====== DATA ROWS

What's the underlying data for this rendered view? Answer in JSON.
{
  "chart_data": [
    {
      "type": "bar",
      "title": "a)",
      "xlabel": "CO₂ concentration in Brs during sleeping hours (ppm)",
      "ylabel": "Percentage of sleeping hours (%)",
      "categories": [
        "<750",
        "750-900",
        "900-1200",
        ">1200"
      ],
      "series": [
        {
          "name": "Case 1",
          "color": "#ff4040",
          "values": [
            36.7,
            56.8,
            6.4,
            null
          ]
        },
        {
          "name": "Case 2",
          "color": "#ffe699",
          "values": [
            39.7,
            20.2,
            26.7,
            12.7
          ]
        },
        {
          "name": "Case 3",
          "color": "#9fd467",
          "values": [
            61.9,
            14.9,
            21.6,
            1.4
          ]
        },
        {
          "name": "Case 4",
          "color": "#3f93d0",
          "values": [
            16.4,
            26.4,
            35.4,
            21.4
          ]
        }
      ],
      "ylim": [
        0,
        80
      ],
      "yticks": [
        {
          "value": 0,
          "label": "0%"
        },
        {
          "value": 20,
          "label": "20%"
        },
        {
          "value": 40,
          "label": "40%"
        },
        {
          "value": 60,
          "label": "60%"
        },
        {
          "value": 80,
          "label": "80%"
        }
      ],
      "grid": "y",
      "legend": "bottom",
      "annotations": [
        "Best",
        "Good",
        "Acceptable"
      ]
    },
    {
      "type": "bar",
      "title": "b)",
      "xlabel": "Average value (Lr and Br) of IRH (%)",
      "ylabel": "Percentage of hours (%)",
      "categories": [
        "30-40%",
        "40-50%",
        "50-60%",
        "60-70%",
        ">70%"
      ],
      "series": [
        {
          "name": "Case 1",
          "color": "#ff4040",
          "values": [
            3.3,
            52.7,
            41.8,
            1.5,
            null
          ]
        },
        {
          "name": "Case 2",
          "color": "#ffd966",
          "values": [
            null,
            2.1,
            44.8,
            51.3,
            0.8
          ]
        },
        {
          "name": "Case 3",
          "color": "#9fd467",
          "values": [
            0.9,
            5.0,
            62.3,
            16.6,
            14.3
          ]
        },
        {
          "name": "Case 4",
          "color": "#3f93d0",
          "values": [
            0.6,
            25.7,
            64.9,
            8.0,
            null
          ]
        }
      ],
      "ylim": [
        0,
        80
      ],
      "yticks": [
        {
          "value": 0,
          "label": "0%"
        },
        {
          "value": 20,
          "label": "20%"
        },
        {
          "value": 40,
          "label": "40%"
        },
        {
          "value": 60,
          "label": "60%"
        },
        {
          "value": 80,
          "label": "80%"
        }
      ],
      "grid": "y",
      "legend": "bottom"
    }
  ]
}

============

Restate each record exactly as written.

What's the underlying data for this rendered view? Answer in JSON.
{
  "chart_data": [
    {
      "type": "bar",
      "title": "a)",
      "xlabel": "CO₂ concentration in Brs during sleeping hours (ppm)",
      "ylabel": "Percentage of sleeping hours (%)",
      "categories": [
        "<750",
        "750-900",
        "900-1200",
        ">1200"
      ],
      "series": [
        {
          "name": "Case 1",
          "color": "#ff4040",
          "values": [
            36.7,
            56.8,
            6.4,
            null
          ]
        },
        {
          "name": "Case 2",
          "color": "#ffe699",
          "values": [
            39.7,
            20.2,
            26.7,
            12.7
          ]
        },
        {
          "name": "Case 3",
          "color": "#9fd467",
          "values": [
            61.9,
            14.9,
            21.6,
            1.4
          ]
        },
        {
          "name": "Case 4",
          "color": "#3f93d0",
          "values": [
            16.4,
            26.4,
            35.4,
            21.4
          ]
        }
      ],
      "ylim": [
        0,
        80
      ],
      "yticks": [
        {
          "value": 0,
          "label": "0%"
        },
        {
          "value": 20,
          "label": "20%"
        },
        {
          "value": 40,
          "label": "40%"
        },
        {
          "value": 60,
          "label": "60%"
        },
        {
          "value": 80,
          "label": "80%"
        }
      ],
      "grid": "y",
      "legend": "bottom",
      "annotations": [
        "Best",
        "Good",
        "Acceptable"
      ]
    },
    {
      "type": "bar",
      "title": "b)",
      "xlabel": "Average value (Lr and Br) of IRH (%)",
      "ylabel": "Percentage of hours (%)",
      "categories": [
        "30-40%",
        "40-50%",
        "50-60%",
        "60-70%",
        ">70%"
      ],
      "series": [
        {
          "name": "Case 1",
          "color": "#ff4040",
          "values": [
            3.3,
            52.7,
            41.8,
            1.5,
            null
          ]
        },
        {
          "name": "Case 2",
          "color": "#ffd966",
          "values": [
            null,
            2.1,
            44.8,
            51.3,
            0.8
          ]
        },
        {
          "name": "Case 3",
          "color": "#9fd467",
          "values": [
            0.9,
            5.0,
            62.3,
            16.6,
            14.3
          ]
        },
        {
          "name": "Case 4",
          "color": "#3f93d0",
          "values": [
            0.6,
            25.7,
            64.9,
            8.0,
            null
          ]
        }
      ],
      "ylim": [
        0,
        80
      ],
      "yticks": [
        {
          "value": 0,
          "label": "0%"
        },
        {
          "value": 20,
          "label": "20%"
        },
        {
          "value": 40,
          "label": "40%"
        },
        {
          "value": 60,
          "label": "60%"
        },
        {
          "value": 80,
          "label": "80%"
        }
      ],
      "grid": "y",
      "legend": "bottom"
    }
  ]
}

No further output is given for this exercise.